* Start Dataset rows *

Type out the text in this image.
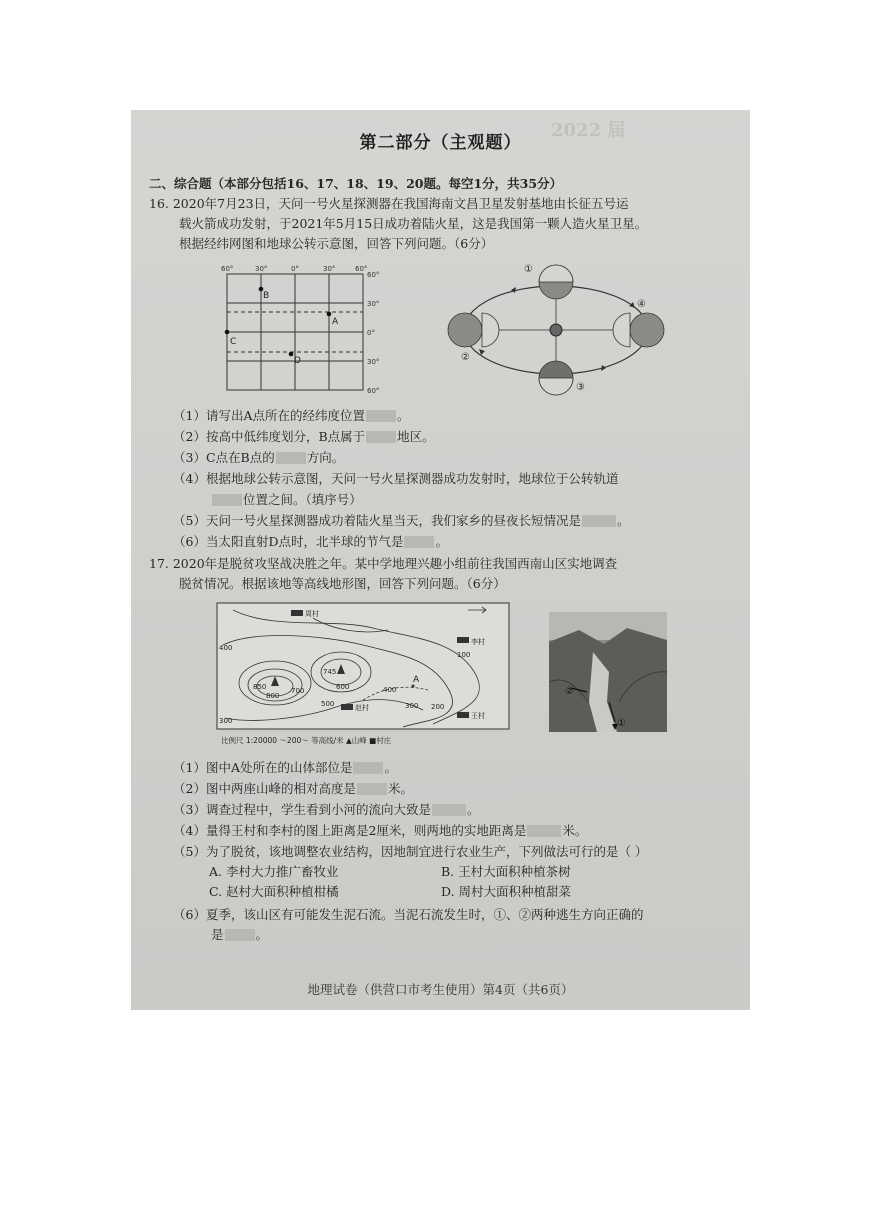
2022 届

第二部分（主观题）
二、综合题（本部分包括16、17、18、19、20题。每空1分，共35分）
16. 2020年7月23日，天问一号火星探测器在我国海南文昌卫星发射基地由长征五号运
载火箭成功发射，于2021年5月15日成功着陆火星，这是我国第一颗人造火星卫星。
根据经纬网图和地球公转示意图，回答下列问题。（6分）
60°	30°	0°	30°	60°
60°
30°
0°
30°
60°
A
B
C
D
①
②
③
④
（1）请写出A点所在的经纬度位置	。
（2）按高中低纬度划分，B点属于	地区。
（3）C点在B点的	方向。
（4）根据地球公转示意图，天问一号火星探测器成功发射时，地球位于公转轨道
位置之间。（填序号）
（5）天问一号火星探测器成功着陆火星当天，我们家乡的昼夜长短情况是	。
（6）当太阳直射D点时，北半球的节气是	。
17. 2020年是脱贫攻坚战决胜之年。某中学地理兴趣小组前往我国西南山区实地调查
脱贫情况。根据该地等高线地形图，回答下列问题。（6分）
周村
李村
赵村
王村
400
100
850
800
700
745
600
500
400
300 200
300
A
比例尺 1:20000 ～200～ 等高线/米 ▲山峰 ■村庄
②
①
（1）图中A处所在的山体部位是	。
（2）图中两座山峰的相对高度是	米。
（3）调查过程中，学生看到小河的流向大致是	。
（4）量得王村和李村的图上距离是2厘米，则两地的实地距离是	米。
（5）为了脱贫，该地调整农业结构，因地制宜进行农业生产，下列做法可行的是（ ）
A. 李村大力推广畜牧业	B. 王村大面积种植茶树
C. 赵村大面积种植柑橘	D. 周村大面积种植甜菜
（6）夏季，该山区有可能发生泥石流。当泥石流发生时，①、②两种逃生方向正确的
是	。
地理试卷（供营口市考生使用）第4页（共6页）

* End Dataset rows *

§ **To be done**:
Set down the records in full and exactly. Do not carry over any image.

§ **Reply to the task**:
Type out the text in this image.
2022 届

第二部分（主观题）
二、综合题（本部分包括16、17、18、19、20题。每空1分，共35分）
16. 2020年7月23日，天问一号火星探测器在我国海南文昌卫星发射基地由长征五号运
载火箭成功发射，于2021年5月15日成功着陆火星，这是我国第一颗人造火星卫星。
根据经纬网图和地球公转示意图，回答下列问题。（6分）
60°	30°	0°	30°	60°
60°
30°
0°
30°
60°
A
B
C
D
①
②
③
④
（1）请写出A点所在的经纬度位置	。
（2）按高中低纬度划分，B点属于	地区。
（3）C点在B点的	方向。
（4）根据地球公转示意图，天问一号火星探测器成功发射时，地球位于公转轨道
位置之间。（填序号）
（5）天问一号火星探测器成功着陆火星当天，我们家乡的昼夜长短情况是	。
（6）当太阳直射D点时，北半球的节气是	。
17. 2020年是脱贫攻坚战决胜之年。某中学地理兴趣小组前往我国西南山区实地调查
脱贫情况。根据该地等高线地形图，回答下列问题。（6分）
周村
李村
赵村
王村
400
100
850
800
700
745
600
500
400
300 200
300
A
比例尺 1:20000 ～200～ 等高线/米 ▲山峰 ■村庄
②
①
（1）图中A处所在的山体部位是	。
（2）图中两座山峰的相对高度是	米。
（3）调查过程中，学生看到小河的流向大致是	。
（4）量得王村和李村的图上距离是2厘米，则两地的实地距离是	米。
（5）为了脱贫，该地调整农业结构，因地制宜进行农业生产，下列做法可行的是（ ）
A. 李村大力推广畜牧业	B. 王村大面积种植茶树
C. 赵村大面积种植柑橘	D. 周村大面积种植甜菜
（6）夏季，该山区有可能发生泥石流。当泥石流发生时，①、②两种逃生方向正确的
是	。
地理试卷（供营口市考生使用）第4页（共6页）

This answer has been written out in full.